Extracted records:
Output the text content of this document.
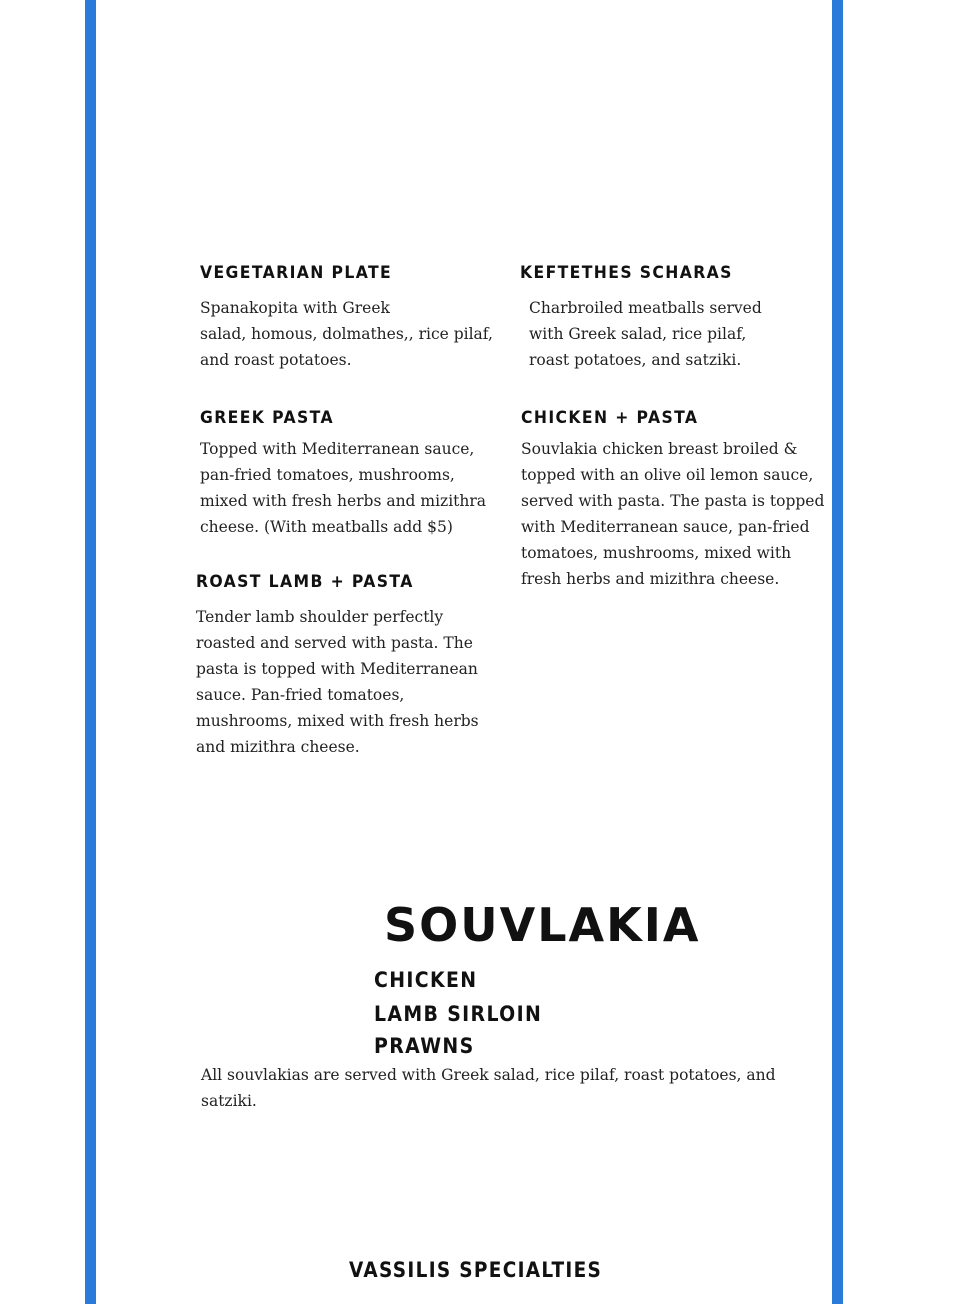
VEGETARIAN PLATE
Spanakopita with Greek
salad, homous, dolmathes,, rice pilaf,
and roast potatoes.
KEFTETHES SCHARAS
Charbroiled meatballs served
with Greek salad, rice pilaf,
roast potatoes, and satziki.
GREEK PASTA
Topped with Mediterranean sauce,
pan-fried tomatoes, mushrooms,
mixed with fresh herbs and mizithra
cheese. (With meatballs add $5)
CHICKEN + PASTA
Souvlakia chicken breast broiled &
topped with an olive oil lemon sauce,
served with pasta. The pasta is topped
with Mediterranean sauce, pan-fried
tomatoes, mushrooms, mixed with
fresh herbs and mizithra cheese.
ROAST LAMB + PASTA
Tender lamb shoulder perfectly
roasted and served with pasta. The
pasta is topped with Mediterranean
sauce. Pan-fried tomatoes,
mushrooms, mixed with fresh herbs
and mizithra cheese.
SOUVLAKIA
CHICKEN
LAMB SIRLOIN
PRAWNS
All souvlakias are served with Greek salad, rice pilaf, roast potatoes, and
satziki.
VASSILIS SPECIALTIES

* The problem:
Your copy should hold every record word for word and none of the pictures.

* Answer for the task:
Output the text content of this document.
VEGETARIAN PLATE
Spanakopita with Greek
salad, homous, dolmathes,, rice pilaf,
and roast potatoes.
KEFTETHES SCHARAS
Charbroiled meatballs served
with Greek salad, rice pilaf,
roast potatoes, and satziki.
GREEK PASTA
Topped with Mediterranean sauce,
pan-fried tomatoes, mushrooms,
mixed with fresh herbs and mizithra
cheese. (With meatballs add $5)
CHICKEN + PASTA
Souvlakia chicken breast broiled &
topped with an olive oil lemon sauce,
served with pasta. The pasta is topped
with Mediterranean sauce, pan-fried
tomatoes, mushrooms, mixed with
fresh herbs and mizithra cheese.
ROAST LAMB + PASTA
Tender lamb shoulder perfectly
roasted and served with pasta. The
pasta is topped with Mediterranean
sauce. Pan-fried tomatoes,
mushrooms, mixed with fresh herbs
and mizithra cheese.
SOUVLAKIA
CHICKEN
LAMB SIRLOIN
PRAWNS
All souvlakias are served with Greek salad, rice pilaf, roast potatoes, and
satziki.
VASSILIS SPECIALTIES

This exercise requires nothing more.